• **Exercise brief**
Skip the pictures. Reproduce all other material exactly.
**********
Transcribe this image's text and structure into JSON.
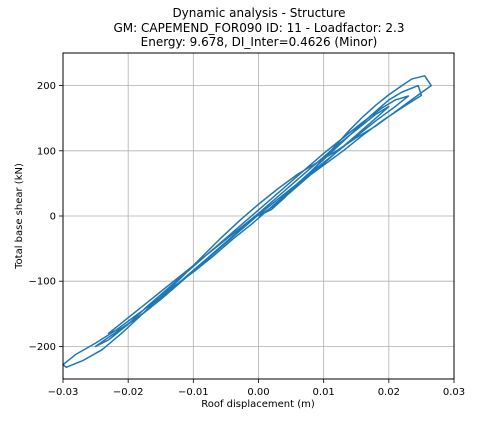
{
  "chart_data": {
    "type": "line",
    "title_lines": [
      "Dynamic analysis - Structure",
      "GM: CAPEMEND_FOR090 ID: 11 -  Loadfactor: 2.3",
      "Energy: 9.678, DI_Inter=0.4626 (Minor)"
    ],
    "xlabel": "Roof displacement (m)",
    "ylabel": "Total base shear (kN)",
    "xlim": [
      -0.03,
      0.03
    ],
    "ylim": [
      -250,
      250
    ],
    "xticks": [
      -0.03,
      -0.02,
      -0.01,
      0.0,
      0.01,
      0.02,
      0.03
    ],
    "xtick_labels": [
      "−0.03",
      "−0.02",
      "−0.01",
      "0.00",
      "0.01",
      "0.02",
      "0.03"
    ],
    "yticks": [
      -200,
      -100,
      0,
      100,
      200
    ],
    "ytick_labels": [
      "−200",
      "−100",
      "0",
      "100",
      "200"
    ],
    "grid": true,
    "color": "#1f77b4",
    "series": [
      {
        "x": [
          0.0,
          0.002,
          0.004,
          0.006,
          0.008,
          0.01,
          0.012,
          0.014,
          0.016,
          0.018,
          0.02,
          0.022,
          0.0235,
          0.0255,
          0.0265,
          0.024,
          0.021,
          0.018,
          0.015,
          0.012,
          0.009,
          0.006,
          0.003,
          0.0,
          -0.003,
          -0.006,
          -0.009,
          -0.012,
          -0.015,
          -0.018,
          -0.021,
          -0.024,
          -0.027,
          -0.0295,
          -0.03,
          -0.028,
          -0.025,
          -0.022,
          -0.019,
          -0.016,
          -0.013,
          -0.01,
          -0.007,
          -0.004,
          -0.001,
          0.002,
          0.005,
          0.008,
          0.011,
          0.014,
          0.017,
          0.02,
          0.022,
          0.0245,
          0.025,
          0.022,
          0.019,
          0.016,
          0.013,
          0.01,
          0.007,
          0.004,
          0.001,
          -0.002,
          -0.005,
          -0.008,
          -0.011,
          -0.014,
          -0.017,
          -0.02,
          -0.023,
          -0.025,
          -0.023,
          -0.02,
          -0.017,
          -0.014,
          -0.011,
          -0.008,
          -0.005,
          -0.002,
          0.001,
          0.004,
          0.007,
          0.01,
          0.013,
          0.016,
          0.019,
          0.021,
          0.023,
          0.021,
          0.018,
          0.015,
          0.012,
          0.009,
          0.006,
          0.003,
          0.0,
          -0.003,
          -0.006,
          -0.009,
          -0.012,
          -0.015,
          -0.018,
          -0.021,
          -0.023,
          -0.021,
          -0.018,
          -0.015,
          -0.012,
          -0.009,
          -0.006,
          -0.003,
          0.0,
          0.003,
          0.006,
          0.009,
          0.012,
          0.015,
          0.018,
          0.02,
          0.018,
          0.015,
          0.012,
          0.009,
          0.006,
          0.003,
          0.0
        ],
        "y": [
          0,
          10,
          28,
          50,
          68,
          88,
          110,
          132,
          152,
          170,
          186,
          200,
          210,
          215,
          200,
          182,
          160,
          138,
          120,
          100,
          82,
          64,
          42,
          18,
          -8,
          -36,
          -66,
          -96,
          -124,
          -152,
          -180,
          -205,
          -222,
          -232,
          -228,
          -212,
          -195,
          -176,
          -154,
          -132,
          -108,
          -86,
          -62,
          -36,
          -12,
          14,
          40,
          68,
          96,
          124,
          152,
          178,
          190,
          200,
          185,
          166,
          146,
          124,
          100,
          78,
          56,
          34,
          10,
          -14,
          -40,
          -66,
          -92,
          -118,
          -144,
          -166,
          -186,
          -200,
          -190,
          -166,
          -138,
          -112,
          -86,
          -60,
          -34,
          -8,
          18,
          44,
          70,
          96,
          120,
          144,
          166,
          178,
          184,
          168,
          146,
          122,
          98,
          74,
          50,
          26,
          2,
          -24,
          -50,
          -76,
          -102,
          -128,
          -152,
          -172,
          -180,
          -164,
          -140,
          -116,
          -92,
          -68,
          -44,
          -20,
          4,
          30,
          56,
          82,
          108,
          132,
          156,
          168,
          150,
          124,
          98,
          72,
          46,
          20,
          0
        ]
      }
    ]
  }
}
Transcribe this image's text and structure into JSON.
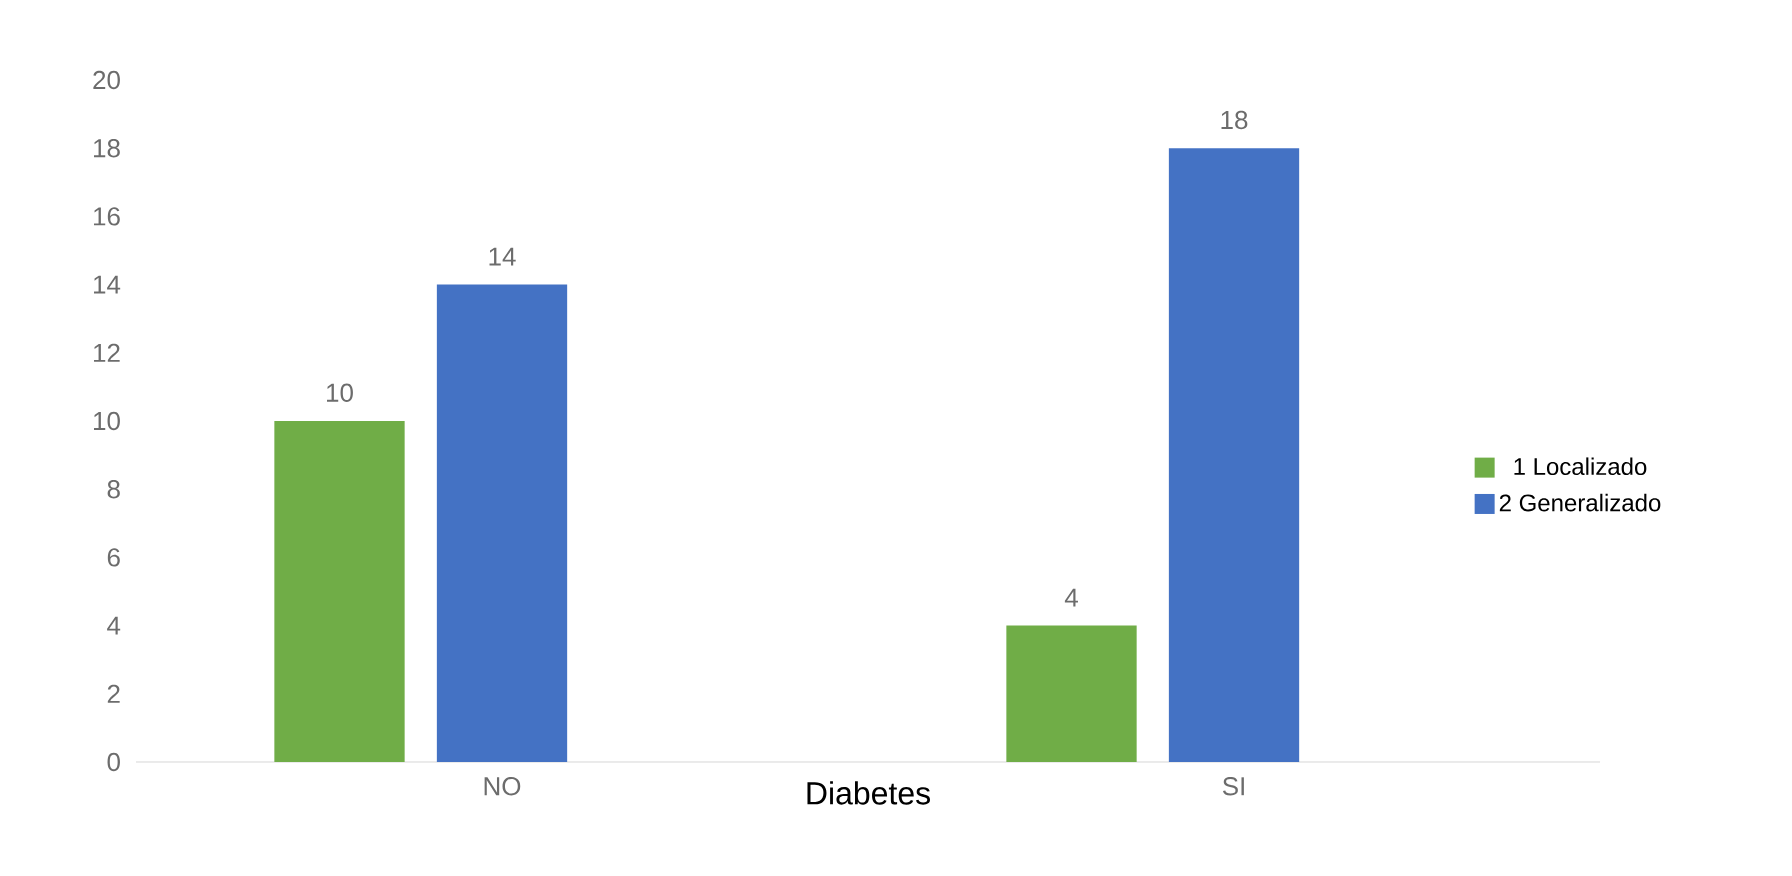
{
  "chart_data": {
    "type": "bar",
    "xlabel": "Diabetes",
    "categories": [
      "NO",
      "SI"
    ],
    "series": [
      {
        "name": "1 Localizado",
        "color": "#70ad47",
        "values": [
          10,
          4
        ]
      },
      {
        "name": "2 Generalizado",
        "color": "#4472c4",
        "values": [
          14,
          18
        ]
      }
    ],
    "ylim": [
      0,
      20
    ],
    "yticks": [
      0,
      2,
      4,
      6,
      8,
      10,
      12,
      14,
      16,
      18,
      20
    ],
    "grid": false,
    "legend": "right",
    "data_labels": true
  }
}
**********
• **Correct result**
Transcribe this image's text and structure into JSON.
{
  "chart_data": {
    "type": "line",
    "title_lines": [
      "Dynamic analysis - Structure",
      "GM: CAPEMEND_FOR090 ID: 11 -  Loadfactor: 2.3",
      "Energy: 9.678, DI_Inter=0.4626 (Minor)"
    ],
    "xlabel": "Roof displacement (m)",
    "ylabel": "Total base shear (kN)",
    "xlim": [
      -0.03,
      0.03
    ],
    "ylim": [
      -250,
      250
    ],
    "xticks": [
      -0.03,
      -0.02,
      -0.01,
      0.0,
      0.01,
      0.02,
      0.03
    ],
    "xtick_labels": [
      "−0.03",
      "−0.02",
      "−0.01",
      "0.00",
      "0.01",
      "0.02",
      "0.03"
    ],
    "yticks": [
      -200,
      -100,
      0,
      100,
      200
    ],
    "ytick_labels": [
      "−200",
      "−100",
      "0",
      "100",
      "200"
    ],
    "grid": true,
    "color": "#1f77b4",
    "series": [
      {
        "x": [
          0.0,
          0.002,
          0.004,
          0.006,
          0.008,
          0.01,
          0.012,
          0.014,
          0.016,
          0.018,
          0.02,
          0.022,
          0.0235,
          0.0255,
          0.0265,
          0.024,
          0.021,
          0.018,
          0.015,
          0.012,
          0.009,
          0.006,
          0.003,
          0.0,
          -0.003,
          -0.006,
          -0.009,
          -0.012,
          -0.015,
          -0.018,
          -0.021,
          -0.024,
          -0.027,
          -0.0295,
          -0.03,
          -0.028,
          -0.025,
          -0.022,
          -0.019,
          -0.016,
          -0.013,
          -0.01,
          -0.007,
          -0.004,
          -0.001,
          0.002,
          0.005,
          0.008,
          0.011,
          0.014,
          0.017,
          0.02,
          0.022,
          0.0245,
          0.025,
          0.022,
          0.019,
          0.016,
          0.013,
          0.01,
          0.007,
          0.004,
          0.001,
          -0.002,
          -0.005,
          -0.008,
          -0.011,
          -0.014,
          -0.017,
          -0.02,
          -0.023,
          -0.025,
          -0.023,
          -0.02,
          -0.017,
          -0.014,
          -0.011,
          -0.008,
          -0.005,
          -0.002,
          0.001,
          0.004,
          0.007,
          0.01,
          0.013,
          0.016,
          0.019,
          0.021,
          0.023,
          0.021,
          0.018,
          0.015,
          0.012,
          0.009,
          0.006,
          0.003,
          0.0,
          -0.003,
          -0.006,
          -0.009,
          -0.012,
          -0.015,
          -0.018,
          -0.021,
          -0.023,
          -0.021,
          -0.018,
          -0.015,
          -0.012,
          -0.009,
          -0.006,
          -0.003,
          0.0,
          0.003,
          0.006,
          0.009,
          0.012,
          0.015,
          0.018,
          0.02,
          0.018,
          0.015,
          0.012,
          0.009,
          0.006,
          0.003,
          0.0
        ],
        "y": [
          0,
          10,
          28,
          50,
          68,
          88,
          110,
          132,
          152,
          170,
          186,
          200,
          210,
          215,
          200,
          182,
          160,
          138,
          120,
          100,
          82,
          64,
          42,
          18,
          -8,
          -36,
          -66,
          -96,
          -124,
          -152,
          -180,
          -205,
          -222,
          -232,
          -228,
          -212,
          -195,
          -176,
          -154,
          -132,
          -108,
          -86,
          -62,
          -36,
          -12,
          14,
          40,
          68,
          96,
          124,
          152,
          178,
          190,
          200,
          185,
          166,
          146,
          124,
          100,
          78,
          56,
          34,
          10,
          -14,
          -40,
          -66,
          -92,
          -118,
          -144,
          -166,
          -186,
          -200,
          -190,
          -166,
          -138,
          -112,
          -86,
          -60,
          -34,
          -8,
          18,
          44,
          70,
          96,
          120,
          144,
          166,
          178,
          184,
          168,
          146,
          122,
          98,
          74,
          50,
          26,
          2,
          -24,
          -50,
          -76,
          -102,
          -128,
          -152,
          -172,
          -180,
          -164,
          -140,
          -116,
          -92,
          -68,
          -44,
          -20,
          4,
          30,
          56,
          82,
          108,
          132,
          156,
          168,
          150,
          124,
          98,
          72,
          46,
          20,
          0
        ]
      }
    ]
  }
}
Transcribe this image's text and structure into JSON.
{
  "chart_data": {
    "type": "bar",
    "xlabel": "Diabetes",
    "categories": [
      "NO",
      "SI"
    ],
    "series": [
      {
        "name": "1 Localizado",
        "color": "#70ad47",
        "values": [
          10,
          4
        ]
      },
      {
        "name": "2 Generalizado",
        "color": "#4472c4",
        "values": [
          14,
          18
        ]
      }
    ],
    "ylim": [
      0,
      20
    ],
    "yticks": [
      0,
      2,
      4,
      6,
      8,
      10,
      12,
      14,
      16,
      18,
      20
    ],
    "grid": false,
    "legend": "right",
    "data_labels": true
  }
}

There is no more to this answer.